PROBLEM:
Return the material exactly as supplied, apart from the pictures, which are omitted.
* START DATASET RECORDS *
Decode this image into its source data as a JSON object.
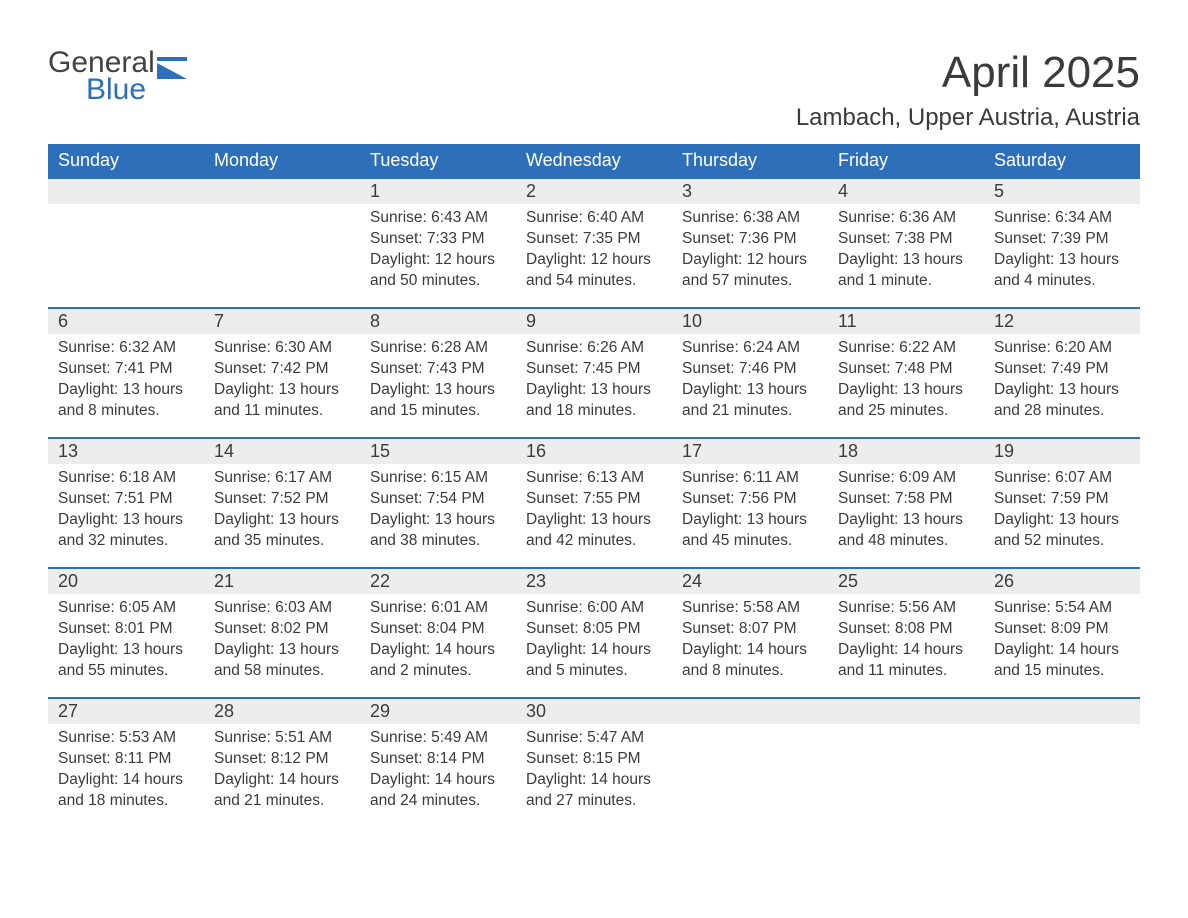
{
  "brand": {
    "general": "General",
    "blue": "Blue",
    "logo_color": "#2d6fb8",
    "text_color": "#424242"
  },
  "title": "April 2025",
  "location": "Lambach, Upper Austria, Austria",
  "header_bg": "#2d6fb8",
  "header_fg": "#ffffff",
  "daynum_bg": "#ededed",
  "border_color": "#2d6fb8",
  "text_color": "#3b3b3b",
  "days_of_week": [
    "Sunday",
    "Monday",
    "Tuesday",
    "Wednesday",
    "Thursday",
    "Friday",
    "Saturday"
  ],
  "weeks": [
    [
      {
        "num": "",
        "sunrise": "",
        "sunset": "",
        "daylight": ""
      },
      {
        "num": "",
        "sunrise": "",
        "sunset": "",
        "daylight": ""
      },
      {
        "num": "1",
        "sunrise": "Sunrise: 6:43 AM",
        "sunset": "Sunset: 7:33 PM",
        "daylight": "Daylight: 12 hours and 50 minutes."
      },
      {
        "num": "2",
        "sunrise": "Sunrise: 6:40 AM",
        "sunset": "Sunset: 7:35 PM",
        "daylight": "Daylight: 12 hours and 54 minutes."
      },
      {
        "num": "3",
        "sunrise": "Sunrise: 6:38 AM",
        "sunset": "Sunset: 7:36 PM",
        "daylight": "Daylight: 12 hours and 57 minutes."
      },
      {
        "num": "4",
        "sunrise": "Sunrise: 6:36 AM",
        "sunset": "Sunset: 7:38 PM",
        "daylight": "Daylight: 13 hours and 1 minute."
      },
      {
        "num": "5",
        "sunrise": "Sunrise: 6:34 AM",
        "sunset": "Sunset: 7:39 PM",
        "daylight": "Daylight: 13 hours and 4 minutes."
      }
    ],
    [
      {
        "num": "6",
        "sunrise": "Sunrise: 6:32 AM",
        "sunset": "Sunset: 7:41 PM",
        "daylight": "Daylight: 13 hours and 8 minutes."
      },
      {
        "num": "7",
        "sunrise": "Sunrise: 6:30 AM",
        "sunset": "Sunset: 7:42 PM",
        "daylight": "Daylight: 13 hours and 11 minutes."
      },
      {
        "num": "8",
        "sunrise": "Sunrise: 6:28 AM",
        "sunset": "Sunset: 7:43 PM",
        "daylight": "Daylight: 13 hours and 15 minutes."
      },
      {
        "num": "9",
        "sunrise": "Sunrise: 6:26 AM",
        "sunset": "Sunset: 7:45 PM",
        "daylight": "Daylight: 13 hours and 18 minutes."
      },
      {
        "num": "10",
        "sunrise": "Sunrise: 6:24 AM",
        "sunset": "Sunset: 7:46 PM",
        "daylight": "Daylight: 13 hours and 21 minutes."
      },
      {
        "num": "11",
        "sunrise": "Sunrise: 6:22 AM",
        "sunset": "Sunset: 7:48 PM",
        "daylight": "Daylight: 13 hours and 25 minutes."
      },
      {
        "num": "12",
        "sunrise": "Sunrise: 6:20 AM",
        "sunset": "Sunset: 7:49 PM",
        "daylight": "Daylight: 13 hours and 28 minutes."
      }
    ],
    [
      {
        "num": "13",
        "sunrise": "Sunrise: 6:18 AM",
        "sunset": "Sunset: 7:51 PM",
        "daylight": "Daylight: 13 hours and 32 minutes."
      },
      {
        "num": "14",
        "sunrise": "Sunrise: 6:17 AM",
        "sunset": "Sunset: 7:52 PM",
        "daylight": "Daylight: 13 hours and 35 minutes."
      },
      {
        "num": "15",
        "sunrise": "Sunrise: 6:15 AM",
        "sunset": "Sunset: 7:54 PM",
        "daylight": "Daylight: 13 hours and 38 minutes."
      },
      {
        "num": "16",
        "sunrise": "Sunrise: 6:13 AM",
        "sunset": "Sunset: 7:55 PM",
        "daylight": "Daylight: 13 hours and 42 minutes."
      },
      {
        "num": "17",
        "sunrise": "Sunrise: 6:11 AM",
        "sunset": "Sunset: 7:56 PM",
        "daylight": "Daylight: 13 hours and 45 minutes."
      },
      {
        "num": "18",
        "sunrise": "Sunrise: 6:09 AM",
        "sunset": "Sunset: 7:58 PM",
        "daylight": "Daylight: 13 hours and 48 minutes."
      },
      {
        "num": "19",
        "sunrise": "Sunrise: 6:07 AM",
        "sunset": "Sunset: 7:59 PM",
        "daylight": "Daylight: 13 hours and 52 minutes."
      }
    ],
    [
      {
        "num": "20",
        "sunrise": "Sunrise: 6:05 AM",
        "sunset": "Sunset: 8:01 PM",
        "daylight": "Daylight: 13 hours and 55 minutes."
      },
      {
        "num": "21",
        "sunrise": "Sunrise: 6:03 AM",
        "sunset": "Sunset: 8:02 PM",
        "daylight": "Daylight: 13 hours and 58 minutes."
      },
      {
        "num": "22",
        "sunrise": "Sunrise: 6:01 AM",
        "sunset": "Sunset: 8:04 PM",
        "daylight": "Daylight: 14 hours and 2 minutes."
      },
      {
        "num": "23",
        "sunrise": "Sunrise: 6:00 AM",
        "sunset": "Sunset: 8:05 PM",
        "daylight": "Daylight: 14 hours and 5 minutes."
      },
      {
        "num": "24",
        "sunrise": "Sunrise: 5:58 AM",
        "sunset": "Sunset: 8:07 PM",
        "daylight": "Daylight: 14 hours and 8 minutes."
      },
      {
        "num": "25",
        "sunrise": "Sunrise: 5:56 AM",
        "sunset": "Sunset: 8:08 PM",
        "daylight": "Daylight: 14 hours and 11 minutes."
      },
      {
        "num": "26",
        "sunrise": "Sunrise: 5:54 AM",
        "sunset": "Sunset: 8:09 PM",
        "daylight": "Daylight: 14 hours and 15 minutes."
      }
    ],
    [
      {
        "num": "27",
        "sunrise": "Sunrise: 5:53 AM",
        "sunset": "Sunset: 8:11 PM",
        "daylight": "Daylight: 14 hours and 18 minutes."
      },
      {
        "num": "28",
        "sunrise": "Sunrise: 5:51 AM",
        "sunset": "Sunset: 8:12 PM",
        "daylight": "Daylight: 14 hours and 21 minutes."
      },
      {
        "num": "29",
        "sunrise": "Sunrise: 5:49 AM",
        "sunset": "Sunset: 8:14 PM",
        "daylight": "Daylight: 14 hours and 24 minutes."
      },
      {
        "num": "30",
        "sunrise": "Sunrise: 5:47 AM",
        "sunset": "Sunset: 8:15 PM",
        "daylight": "Daylight: 14 hours and 27 minutes."
      },
      {
        "num": "",
        "sunrise": "",
        "sunset": "",
        "daylight": ""
      },
      {
        "num": "",
        "sunrise": "",
        "sunset": "",
        "daylight": ""
      },
      {
        "num": "",
        "sunrise": "",
        "sunset": "",
        "daylight": ""
      }
    ]
  ]
}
* END DATASET RECORDS *
EXERCISE ANSWER:
Decode this image into its source data as a JSON object.
{
  "brand": {
    "general": "General",
    "blue": "Blue",
    "logo_color": "#2d6fb8",
    "text_color": "#424242"
  },
  "title": "April 2025",
  "location": "Lambach, Upper Austria, Austria",
  "header_bg": "#2d6fb8",
  "header_fg": "#ffffff",
  "daynum_bg": "#ededed",
  "border_color": "#2d6fb8",
  "text_color": "#3b3b3b",
  "days_of_week": [
    "Sunday",
    "Monday",
    "Tuesday",
    "Wednesday",
    "Thursday",
    "Friday",
    "Saturday"
  ],
  "weeks": [
    [
      {
        "num": "",
        "sunrise": "",
        "sunset": "",
        "daylight": ""
      },
      {
        "num": "",
        "sunrise": "",
        "sunset": "",
        "daylight": ""
      },
      {
        "num": "1",
        "sunrise": "Sunrise: 6:43 AM",
        "sunset": "Sunset: 7:33 PM",
        "daylight": "Daylight: 12 hours and 50 minutes."
      },
      {
        "num": "2",
        "sunrise": "Sunrise: 6:40 AM",
        "sunset": "Sunset: 7:35 PM",
        "daylight": "Daylight: 12 hours and 54 minutes."
      },
      {
        "num": "3",
        "sunrise": "Sunrise: 6:38 AM",
        "sunset": "Sunset: 7:36 PM",
        "daylight": "Daylight: 12 hours and 57 minutes."
      },
      {
        "num": "4",
        "sunrise": "Sunrise: 6:36 AM",
        "sunset": "Sunset: 7:38 PM",
        "daylight": "Daylight: 13 hours and 1 minute."
      },
      {
        "num": "5",
        "sunrise": "Sunrise: 6:34 AM",
        "sunset": "Sunset: 7:39 PM",
        "daylight": "Daylight: 13 hours and 4 minutes."
      }
    ],
    [
      {
        "num": "6",
        "sunrise": "Sunrise: 6:32 AM",
        "sunset": "Sunset: 7:41 PM",
        "daylight": "Daylight: 13 hours and 8 minutes."
      },
      {
        "num": "7",
        "sunrise": "Sunrise: 6:30 AM",
        "sunset": "Sunset: 7:42 PM",
        "daylight": "Daylight: 13 hours and 11 minutes."
      },
      {
        "num": "8",
        "sunrise": "Sunrise: 6:28 AM",
        "sunset": "Sunset: 7:43 PM",
        "daylight": "Daylight: 13 hours and 15 minutes."
      },
      {
        "num": "9",
        "sunrise": "Sunrise: 6:26 AM",
        "sunset": "Sunset: 7:45 PM",
        "daylight": "Daylight: 13 hours and 18 minutes."
      },
      {
        "num": "10",
        "sunrise": "Sunrise: 6:24 AM",
        "sunset": "Sunset: 7:46 PM",
        "daylight": "Daylight: 13 hours and 21 minutes."
      },
      {
        "num": "11",
        "sunrise": "Sunrise: 6:22 AM",
        "sunset": "Sunset: 7:48 PM",
        "daylight": "Daylight: 13 hours and 25 minutes."
      },
      {
        "num": "12",
        "sunrise": "Sunrise: 6:20 AM",
        "sunset": "Sunset: 7:49 PM",
        "daylight": "Daylight: 13 hours and 28 minutes."
      }
    ],
    [
      {
        "num": "13",
        "sunrise": "Sunrise: 6:18 AM",
        "sunset": "Sunset: 7:51 PM",
        "daylight": "Daylight: 13 hours and 32 minutes."
      },
      {
        "num": "14",
        "sunrise": "Sunrise: 6:17 AM",
        "sunset": "Sunset: 7:52 PM",
        "daylight": "Daylight: 13 hours and 35 minutes."
      },
      {
        "num": "15",
        "sunrise": "Sunrise: 6:15 AM",
        "sunset": "Sunset: 7:54 PM",
        "daylight": "Daylight: 13 hours and 38 minutes."
      },
      {
        "num": "16",
        "sunrise": "Sunrise: 6:13 AM",
        "sunset": "Sunset: 7:55 PM",
        "daylight": "Daylight: 13 hours and 42 minutes."
      },
      {
        "num": "17",
        "sunrise": "Sunrise: 6:11 AM",
        "sunset": "Sunset: 7:56 PM",
        "daylight": "Daylight: 13 hours and 45 minutes."
      },
      {
        "num": "18",
        "sunrise": "Sunrise: 6:09 AM",
        "sunset": "Sunset: 7:58 PM",
        "daylight": "Daylight: 13 hours and 48 minutes."
      },
      {
        "num": "19",
        "sunrise": "Sunrise: 6:07 AM",
        "sunset": "Sunset: 7:59 PM",
        "daylight": "Daylight: 13 hours and 52 minutes."
      }
    ],
    [
      {
        "num": "20",
        "sunrise": "Sunrise: 6:05 AM",
        "sunset": "Sunset: 8:01 PM",
        "daylight": "Daylight: 13 hours and 55 minutes."
      },
      {
        "num": "21",
        "sunrise": "Sunrise: 6:03 AM",
        "sunset": "Sunset: 8:02 PM",
        "daylight": "Daylight: 13 hours and 58 minutes."
      },
      {
        "num": "22",
        "sunrise": "Sunrise: 6:01 AM",
        "sunset": "Sunset: 8:04 PM",
        "daylight": "Daylight: 14 hours and 2 minutes."
      },
      {
        "num": "23",
        "sunrise": "Sunrise: 6:00 AM",
        "sunset": "Sunset: 8:05 PM",
        "daylight": "Daylight: 14 hours and 5 minutes."
      },
      {
        "num": "24",
        "sunrise": "Sunrise: 5:58 AM",
        "sunset": "Sunset: 8:07 PM",
        "daylight": "Daylight: 14 hours and 8 minutes."
      },
      {
        "num": "25",
        "sunrise": "Sunrise: 5:56 AM",
        "sunset": "Sunset: 8:08 PM",
        "daylight": "Daylight: 14 hours and 11 minutes."
      },
      {
        "num": "26",
        "sunrise": "Sunrise: 5:54 AM",
        "sunset": "Sunset: 8:09 PM",
        "daylight": "Daylight: 14 hours and 15 minutes."
      }
    ],
    [
      {
        "num": "27",
        "sunrise": "Sunrise: 5:53 AM",
        "sunset": "Sunset: 8:11 PM",
        "daylight": "Daylight: 14 hours and 18 minutes."
      },
      {
        "num": "28",
        "sunrise": "Sunrise: 5:51 AM",
        "sunset": "Sunset: 8:12 PM",
        "daylight": "Daylight: 14 hours and 21 minutes."
      },
      {
        "num": "29",
        "sunrise": "Sunrise: 5:49 AM",
        "sunset": "Sunset: 8:14 PM",
        "daylight": "Daylight: 14 hours and 24 minutes."
      },
      {
        "num": "30",
        "sunrise": "Sunrise: 5:47 AM",
        "sunset": "Sunset: 8:15 PM",
        "daylight": "Daylight: 14 hours and 27 minutes."
      },
      {
        "num": "",
        "sunrise": "",
        "sunset": "",
        "daylight": ""
      },
      {
        "num": "",
        "sunrise": "",
        "sunset": "",
        "daylight": ""
      },
      {
        "num": "",
        "sunrise": "",
        "sunset": "",
        "daylight": ""
      }
    ]
  ]
}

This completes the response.